::: EXERCISE MATERIALS :::

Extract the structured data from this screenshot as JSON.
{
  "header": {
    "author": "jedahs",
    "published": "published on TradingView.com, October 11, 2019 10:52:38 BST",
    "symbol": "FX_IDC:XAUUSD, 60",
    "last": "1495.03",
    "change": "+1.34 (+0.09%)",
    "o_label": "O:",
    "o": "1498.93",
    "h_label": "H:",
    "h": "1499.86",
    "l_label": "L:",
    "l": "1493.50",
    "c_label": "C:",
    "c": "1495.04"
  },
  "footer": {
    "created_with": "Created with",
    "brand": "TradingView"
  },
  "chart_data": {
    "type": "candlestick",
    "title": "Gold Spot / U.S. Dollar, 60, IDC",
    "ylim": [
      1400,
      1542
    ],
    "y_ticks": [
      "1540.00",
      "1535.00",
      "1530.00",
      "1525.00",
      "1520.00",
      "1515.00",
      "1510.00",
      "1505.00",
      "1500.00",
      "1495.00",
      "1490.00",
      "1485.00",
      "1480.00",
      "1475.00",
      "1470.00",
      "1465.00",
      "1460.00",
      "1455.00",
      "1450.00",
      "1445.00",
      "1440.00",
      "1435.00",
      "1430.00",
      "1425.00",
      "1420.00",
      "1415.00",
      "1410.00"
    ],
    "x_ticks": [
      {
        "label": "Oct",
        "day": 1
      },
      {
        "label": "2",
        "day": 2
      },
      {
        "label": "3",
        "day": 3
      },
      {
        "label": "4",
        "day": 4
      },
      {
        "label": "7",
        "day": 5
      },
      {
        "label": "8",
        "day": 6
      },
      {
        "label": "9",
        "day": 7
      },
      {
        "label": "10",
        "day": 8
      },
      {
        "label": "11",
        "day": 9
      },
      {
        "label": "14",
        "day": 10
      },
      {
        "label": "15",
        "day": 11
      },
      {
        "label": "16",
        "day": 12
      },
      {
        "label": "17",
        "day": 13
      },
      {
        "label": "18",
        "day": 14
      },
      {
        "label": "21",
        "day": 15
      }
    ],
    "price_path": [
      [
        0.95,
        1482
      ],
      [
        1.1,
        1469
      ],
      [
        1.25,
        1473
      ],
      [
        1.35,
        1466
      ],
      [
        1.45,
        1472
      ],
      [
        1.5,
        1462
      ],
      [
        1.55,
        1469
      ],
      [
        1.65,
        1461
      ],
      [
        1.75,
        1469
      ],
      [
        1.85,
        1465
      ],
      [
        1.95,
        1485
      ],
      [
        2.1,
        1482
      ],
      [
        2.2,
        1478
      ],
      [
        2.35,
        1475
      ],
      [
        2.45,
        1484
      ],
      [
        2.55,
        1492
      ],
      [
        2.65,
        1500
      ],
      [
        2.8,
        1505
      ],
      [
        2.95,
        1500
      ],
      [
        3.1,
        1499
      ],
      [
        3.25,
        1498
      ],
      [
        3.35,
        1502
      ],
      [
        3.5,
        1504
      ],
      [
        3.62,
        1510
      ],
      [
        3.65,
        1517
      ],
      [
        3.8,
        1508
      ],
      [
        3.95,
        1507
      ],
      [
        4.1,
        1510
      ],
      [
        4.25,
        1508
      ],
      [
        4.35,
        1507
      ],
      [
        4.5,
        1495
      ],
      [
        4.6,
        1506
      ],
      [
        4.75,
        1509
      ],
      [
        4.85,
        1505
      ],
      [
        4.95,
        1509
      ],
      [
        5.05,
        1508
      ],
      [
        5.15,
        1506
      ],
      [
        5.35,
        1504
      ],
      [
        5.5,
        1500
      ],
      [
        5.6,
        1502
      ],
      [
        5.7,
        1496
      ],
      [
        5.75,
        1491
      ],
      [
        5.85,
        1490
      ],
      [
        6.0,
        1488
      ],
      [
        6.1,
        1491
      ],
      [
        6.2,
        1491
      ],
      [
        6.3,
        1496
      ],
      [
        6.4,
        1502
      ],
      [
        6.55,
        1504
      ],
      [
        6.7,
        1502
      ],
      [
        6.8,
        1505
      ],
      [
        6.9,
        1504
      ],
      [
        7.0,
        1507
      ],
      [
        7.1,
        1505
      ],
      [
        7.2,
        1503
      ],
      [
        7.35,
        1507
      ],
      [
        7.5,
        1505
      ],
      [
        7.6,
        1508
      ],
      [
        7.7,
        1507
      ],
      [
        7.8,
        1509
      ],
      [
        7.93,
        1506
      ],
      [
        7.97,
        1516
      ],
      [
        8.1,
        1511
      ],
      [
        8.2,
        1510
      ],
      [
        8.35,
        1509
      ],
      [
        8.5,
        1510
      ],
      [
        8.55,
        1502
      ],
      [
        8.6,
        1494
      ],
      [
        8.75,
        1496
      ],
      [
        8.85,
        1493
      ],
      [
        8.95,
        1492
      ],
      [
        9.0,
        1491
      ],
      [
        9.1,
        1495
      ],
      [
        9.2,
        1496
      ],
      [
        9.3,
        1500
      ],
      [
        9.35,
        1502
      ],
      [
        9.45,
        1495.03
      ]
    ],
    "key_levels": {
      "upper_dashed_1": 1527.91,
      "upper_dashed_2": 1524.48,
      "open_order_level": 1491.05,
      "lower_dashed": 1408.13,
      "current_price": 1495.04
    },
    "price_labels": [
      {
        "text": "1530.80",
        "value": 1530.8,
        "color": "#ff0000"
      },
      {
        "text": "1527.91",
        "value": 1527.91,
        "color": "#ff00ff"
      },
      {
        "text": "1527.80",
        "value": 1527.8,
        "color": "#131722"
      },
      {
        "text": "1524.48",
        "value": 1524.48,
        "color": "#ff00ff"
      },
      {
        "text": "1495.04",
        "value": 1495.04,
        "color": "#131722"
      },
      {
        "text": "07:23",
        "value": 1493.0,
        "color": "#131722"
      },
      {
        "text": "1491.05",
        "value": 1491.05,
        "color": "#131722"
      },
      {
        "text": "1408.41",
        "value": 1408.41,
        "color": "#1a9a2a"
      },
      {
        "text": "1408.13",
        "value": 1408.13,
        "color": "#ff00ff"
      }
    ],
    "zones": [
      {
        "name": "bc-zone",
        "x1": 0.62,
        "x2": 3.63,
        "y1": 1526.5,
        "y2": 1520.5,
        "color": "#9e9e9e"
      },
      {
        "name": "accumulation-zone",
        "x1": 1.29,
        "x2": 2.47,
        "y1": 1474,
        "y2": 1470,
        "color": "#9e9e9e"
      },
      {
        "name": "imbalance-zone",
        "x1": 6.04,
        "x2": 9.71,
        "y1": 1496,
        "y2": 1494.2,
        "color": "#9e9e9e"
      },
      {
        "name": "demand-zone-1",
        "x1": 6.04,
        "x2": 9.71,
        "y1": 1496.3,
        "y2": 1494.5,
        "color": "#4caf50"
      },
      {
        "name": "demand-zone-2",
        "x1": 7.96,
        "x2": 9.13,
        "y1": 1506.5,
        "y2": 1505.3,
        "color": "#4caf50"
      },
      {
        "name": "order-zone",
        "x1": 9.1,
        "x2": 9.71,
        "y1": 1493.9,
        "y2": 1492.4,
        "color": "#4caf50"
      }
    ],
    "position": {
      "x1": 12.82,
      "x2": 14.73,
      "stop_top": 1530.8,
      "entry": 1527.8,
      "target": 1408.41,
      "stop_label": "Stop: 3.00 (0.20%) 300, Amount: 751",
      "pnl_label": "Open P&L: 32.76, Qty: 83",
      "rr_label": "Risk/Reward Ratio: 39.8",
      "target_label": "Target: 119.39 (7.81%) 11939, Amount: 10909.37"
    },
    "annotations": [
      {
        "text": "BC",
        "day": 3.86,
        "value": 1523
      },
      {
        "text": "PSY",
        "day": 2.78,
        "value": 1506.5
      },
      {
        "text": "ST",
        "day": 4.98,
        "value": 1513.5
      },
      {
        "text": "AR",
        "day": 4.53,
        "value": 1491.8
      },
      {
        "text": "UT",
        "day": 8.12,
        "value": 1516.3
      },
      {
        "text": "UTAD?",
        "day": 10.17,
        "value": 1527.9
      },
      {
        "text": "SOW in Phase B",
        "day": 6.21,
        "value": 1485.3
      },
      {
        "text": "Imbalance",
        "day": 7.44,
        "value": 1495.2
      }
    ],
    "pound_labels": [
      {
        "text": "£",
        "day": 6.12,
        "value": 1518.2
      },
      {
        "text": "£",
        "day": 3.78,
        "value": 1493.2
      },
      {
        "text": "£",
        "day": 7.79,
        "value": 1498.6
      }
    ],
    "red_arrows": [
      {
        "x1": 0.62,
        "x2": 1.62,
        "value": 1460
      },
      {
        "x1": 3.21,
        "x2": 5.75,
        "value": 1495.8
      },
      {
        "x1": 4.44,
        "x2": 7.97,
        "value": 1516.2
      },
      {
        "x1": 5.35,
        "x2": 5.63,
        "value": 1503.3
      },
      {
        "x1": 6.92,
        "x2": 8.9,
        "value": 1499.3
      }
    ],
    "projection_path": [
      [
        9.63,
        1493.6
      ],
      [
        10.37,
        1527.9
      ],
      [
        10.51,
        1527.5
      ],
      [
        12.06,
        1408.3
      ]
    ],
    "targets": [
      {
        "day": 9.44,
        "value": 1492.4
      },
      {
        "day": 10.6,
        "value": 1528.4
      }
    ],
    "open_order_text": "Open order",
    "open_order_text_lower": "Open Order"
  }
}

:::

▸ **PROBLEM TO WORK ON**: Copy out every line from the data above that has "name" in it.

▸ **WRITTEN RESPONSE**:
        "name": "bc-zone",
        "name": "accumulation-zone",
        "name": "imbalance-zone",
        "name": "demand-zone-1",
        "name": "demand-zone-2",
        "name": "order-zone",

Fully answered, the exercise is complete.